-------- Excerpt --------

In your opinion, what is currently most lacking in Estonia's contemporary art scene?

Mutual agreement of what our relationship to contemporary art is – on a local level. All of the cells on the local art stage must have an understanding of a, more or less, unified direction in which the contemporary art environment should develop. So that we can combine our strengths and have greater power to show ourselves on a larger scale. One must be able to articulate what it is that we are doing, and why we are doing it. What do we want to achieve? Because, as I already mentioned, most cultural institutions are headed by one, two or three people. And if each one tries to pave their own road, that's a waste of energy that won't lead to any real results.

How can this be done in practice? By everyone agreeing on something similar?

This may sound really naïve, but I believe that the most important thing is that we must trust each other, and not try to “divide the pie” – even though we all are competing for financing from the Ministry of Culture and Cultural Endowment. We must learn to cooperate so that everyone can develop their strong suit. I am also convinced that one must circulate from one position to another; no one should be tied down to one “chair”. You must work for some time as a freelancer, as a curator, as the head of an institution, and then go on. This is also the way to gain a better understanding of how the art environment functions.

An important aspect is student internships. At the Estonian Academy of Arts, a very short amount of time is devoted to getting practice working in the field. But that's the best way of finding out what it is that you want to do after your studies. That is something that CCA, Estonia will try to advance. Students can already apply for an internship with us, but we're going to expand our cooperation with other cultural institutions as well.

In London, you gained experience by working at Martin Creed Limited for three years, as an artist's assistant. Are there any specific examples from that time that inspired you, and perhaps still motivate you, as you now work in Estonia and attempt to better the situation?

--------

** Exercises to complete **
(1) List every organization named in the interview excerpt on Estonia's contemporary art scene.
(2) Turn the paragraph of the interview excerpt that begins "An important aspect is student internships" into a short bulleted list that keeps its main facts.

-------- Information --------

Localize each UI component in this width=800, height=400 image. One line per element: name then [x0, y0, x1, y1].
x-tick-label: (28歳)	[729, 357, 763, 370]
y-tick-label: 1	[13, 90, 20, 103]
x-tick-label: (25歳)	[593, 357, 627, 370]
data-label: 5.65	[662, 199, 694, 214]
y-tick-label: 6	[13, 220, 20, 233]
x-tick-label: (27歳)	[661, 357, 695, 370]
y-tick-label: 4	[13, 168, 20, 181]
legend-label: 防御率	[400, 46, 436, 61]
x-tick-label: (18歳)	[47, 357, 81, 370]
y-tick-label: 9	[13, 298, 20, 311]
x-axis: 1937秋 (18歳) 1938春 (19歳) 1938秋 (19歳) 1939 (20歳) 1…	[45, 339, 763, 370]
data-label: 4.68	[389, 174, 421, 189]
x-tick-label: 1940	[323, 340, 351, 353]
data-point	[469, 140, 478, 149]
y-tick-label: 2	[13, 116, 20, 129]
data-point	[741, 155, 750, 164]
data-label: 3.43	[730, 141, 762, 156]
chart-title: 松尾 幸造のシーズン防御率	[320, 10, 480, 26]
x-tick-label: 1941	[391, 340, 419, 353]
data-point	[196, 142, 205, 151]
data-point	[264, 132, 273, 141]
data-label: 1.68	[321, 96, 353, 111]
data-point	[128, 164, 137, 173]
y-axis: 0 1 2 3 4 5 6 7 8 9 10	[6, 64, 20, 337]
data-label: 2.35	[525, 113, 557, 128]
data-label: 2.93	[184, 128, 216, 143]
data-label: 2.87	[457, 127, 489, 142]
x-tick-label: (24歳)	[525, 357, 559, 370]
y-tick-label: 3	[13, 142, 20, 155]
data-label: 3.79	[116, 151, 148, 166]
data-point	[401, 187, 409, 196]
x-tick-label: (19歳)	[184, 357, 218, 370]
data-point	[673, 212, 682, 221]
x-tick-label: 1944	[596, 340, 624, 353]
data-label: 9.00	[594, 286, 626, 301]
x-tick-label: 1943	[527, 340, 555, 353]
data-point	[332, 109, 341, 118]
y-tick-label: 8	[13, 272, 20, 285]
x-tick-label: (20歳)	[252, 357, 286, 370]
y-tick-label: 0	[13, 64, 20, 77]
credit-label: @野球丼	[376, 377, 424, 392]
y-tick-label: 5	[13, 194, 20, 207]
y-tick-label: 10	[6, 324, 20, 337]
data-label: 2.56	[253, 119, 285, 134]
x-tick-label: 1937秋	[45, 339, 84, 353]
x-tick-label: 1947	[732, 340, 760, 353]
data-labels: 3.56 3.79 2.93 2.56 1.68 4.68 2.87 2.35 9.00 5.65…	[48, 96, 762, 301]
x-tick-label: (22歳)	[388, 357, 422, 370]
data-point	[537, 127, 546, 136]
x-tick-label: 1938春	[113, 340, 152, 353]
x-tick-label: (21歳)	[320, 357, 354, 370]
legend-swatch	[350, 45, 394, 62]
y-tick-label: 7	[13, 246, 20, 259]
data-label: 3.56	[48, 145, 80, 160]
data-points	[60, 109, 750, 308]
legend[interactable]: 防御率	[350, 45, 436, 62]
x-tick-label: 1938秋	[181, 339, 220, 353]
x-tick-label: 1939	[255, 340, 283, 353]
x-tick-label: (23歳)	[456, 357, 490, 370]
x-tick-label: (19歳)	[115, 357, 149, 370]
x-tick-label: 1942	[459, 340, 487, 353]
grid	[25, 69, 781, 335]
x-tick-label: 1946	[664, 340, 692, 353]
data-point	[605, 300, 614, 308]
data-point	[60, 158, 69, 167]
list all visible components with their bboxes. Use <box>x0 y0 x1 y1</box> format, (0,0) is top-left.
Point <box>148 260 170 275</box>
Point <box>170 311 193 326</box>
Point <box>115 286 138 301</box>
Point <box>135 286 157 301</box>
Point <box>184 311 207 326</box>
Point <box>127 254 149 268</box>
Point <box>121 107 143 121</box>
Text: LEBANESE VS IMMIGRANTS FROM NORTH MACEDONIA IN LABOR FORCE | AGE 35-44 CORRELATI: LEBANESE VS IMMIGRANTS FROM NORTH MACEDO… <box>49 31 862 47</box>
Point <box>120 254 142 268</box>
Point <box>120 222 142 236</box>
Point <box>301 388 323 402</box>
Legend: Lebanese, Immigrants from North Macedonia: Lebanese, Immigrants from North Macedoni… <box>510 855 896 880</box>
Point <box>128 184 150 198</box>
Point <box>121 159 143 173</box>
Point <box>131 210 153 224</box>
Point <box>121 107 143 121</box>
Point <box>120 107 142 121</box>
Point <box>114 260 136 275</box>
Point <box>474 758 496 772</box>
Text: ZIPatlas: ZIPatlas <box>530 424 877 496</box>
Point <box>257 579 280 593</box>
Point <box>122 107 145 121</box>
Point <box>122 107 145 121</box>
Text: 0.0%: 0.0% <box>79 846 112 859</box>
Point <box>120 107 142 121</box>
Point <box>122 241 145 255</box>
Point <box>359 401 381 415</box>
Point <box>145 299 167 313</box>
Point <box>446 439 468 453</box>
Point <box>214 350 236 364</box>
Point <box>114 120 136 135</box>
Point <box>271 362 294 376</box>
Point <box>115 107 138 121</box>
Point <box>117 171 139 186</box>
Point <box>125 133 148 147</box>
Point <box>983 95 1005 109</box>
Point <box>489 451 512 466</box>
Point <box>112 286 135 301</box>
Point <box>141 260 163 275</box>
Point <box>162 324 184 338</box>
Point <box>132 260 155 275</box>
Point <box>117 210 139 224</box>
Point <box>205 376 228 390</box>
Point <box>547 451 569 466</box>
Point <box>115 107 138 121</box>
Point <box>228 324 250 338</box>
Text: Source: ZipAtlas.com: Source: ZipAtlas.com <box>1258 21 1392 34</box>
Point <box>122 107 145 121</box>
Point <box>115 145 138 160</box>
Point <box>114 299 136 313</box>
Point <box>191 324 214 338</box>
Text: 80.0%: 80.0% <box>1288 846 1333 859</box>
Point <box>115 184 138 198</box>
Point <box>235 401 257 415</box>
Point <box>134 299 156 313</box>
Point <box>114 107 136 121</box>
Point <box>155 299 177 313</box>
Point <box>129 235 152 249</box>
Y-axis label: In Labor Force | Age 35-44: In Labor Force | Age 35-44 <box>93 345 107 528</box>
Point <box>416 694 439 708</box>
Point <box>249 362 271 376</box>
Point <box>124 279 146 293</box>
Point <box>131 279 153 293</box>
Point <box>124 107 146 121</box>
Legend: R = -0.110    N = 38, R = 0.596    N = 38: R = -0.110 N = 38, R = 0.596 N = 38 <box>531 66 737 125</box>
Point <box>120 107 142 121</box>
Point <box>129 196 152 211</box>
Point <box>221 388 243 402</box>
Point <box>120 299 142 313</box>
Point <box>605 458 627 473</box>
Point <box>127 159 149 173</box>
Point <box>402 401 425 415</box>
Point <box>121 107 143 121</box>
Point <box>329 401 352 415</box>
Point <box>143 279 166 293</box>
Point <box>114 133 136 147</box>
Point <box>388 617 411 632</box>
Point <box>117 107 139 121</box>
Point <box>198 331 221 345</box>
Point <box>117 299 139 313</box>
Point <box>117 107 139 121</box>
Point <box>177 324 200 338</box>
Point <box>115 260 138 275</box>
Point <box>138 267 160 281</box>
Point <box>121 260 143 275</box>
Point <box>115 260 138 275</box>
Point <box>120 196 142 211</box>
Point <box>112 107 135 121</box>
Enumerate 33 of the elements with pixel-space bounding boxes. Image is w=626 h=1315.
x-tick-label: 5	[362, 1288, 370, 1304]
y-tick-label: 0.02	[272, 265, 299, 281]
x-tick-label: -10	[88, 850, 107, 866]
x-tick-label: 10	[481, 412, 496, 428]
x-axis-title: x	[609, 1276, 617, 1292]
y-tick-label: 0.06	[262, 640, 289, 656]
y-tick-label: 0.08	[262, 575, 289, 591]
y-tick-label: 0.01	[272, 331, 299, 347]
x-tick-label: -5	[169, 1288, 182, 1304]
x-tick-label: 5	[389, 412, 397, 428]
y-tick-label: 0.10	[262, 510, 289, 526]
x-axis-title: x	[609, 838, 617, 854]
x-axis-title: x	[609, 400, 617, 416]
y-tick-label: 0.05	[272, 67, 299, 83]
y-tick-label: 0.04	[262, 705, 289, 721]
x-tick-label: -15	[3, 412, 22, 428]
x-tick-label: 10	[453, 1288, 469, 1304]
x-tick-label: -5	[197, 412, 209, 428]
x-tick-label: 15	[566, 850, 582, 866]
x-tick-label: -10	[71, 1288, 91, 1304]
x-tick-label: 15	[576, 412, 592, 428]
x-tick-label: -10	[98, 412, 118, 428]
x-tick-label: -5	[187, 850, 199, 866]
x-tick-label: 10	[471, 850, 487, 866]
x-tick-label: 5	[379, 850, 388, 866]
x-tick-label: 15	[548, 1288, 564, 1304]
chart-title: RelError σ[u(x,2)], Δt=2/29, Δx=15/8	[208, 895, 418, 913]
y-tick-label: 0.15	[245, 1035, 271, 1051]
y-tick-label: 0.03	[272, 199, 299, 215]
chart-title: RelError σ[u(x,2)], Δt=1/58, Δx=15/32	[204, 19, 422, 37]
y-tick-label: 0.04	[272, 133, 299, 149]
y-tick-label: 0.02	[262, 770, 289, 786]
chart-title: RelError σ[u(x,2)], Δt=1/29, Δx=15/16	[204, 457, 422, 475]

--------

** Written answers **
(1)
Ministry of Culture
Cultural Endowment
Estonian Academy of Arts
CCA, Estonia
Martin Creed Limited

(2)
- Student internships are an important aspect.
- The Estonian Academy of Arts devotes very little time to practice in the field.
- Such practice is the best way to find out what you want to do after your studies.
- CCA, Estonia will try to advance internships.
- Students can already apply for an internship there.
- CCA, Estonia will expand its cooperation with other cultural institutions.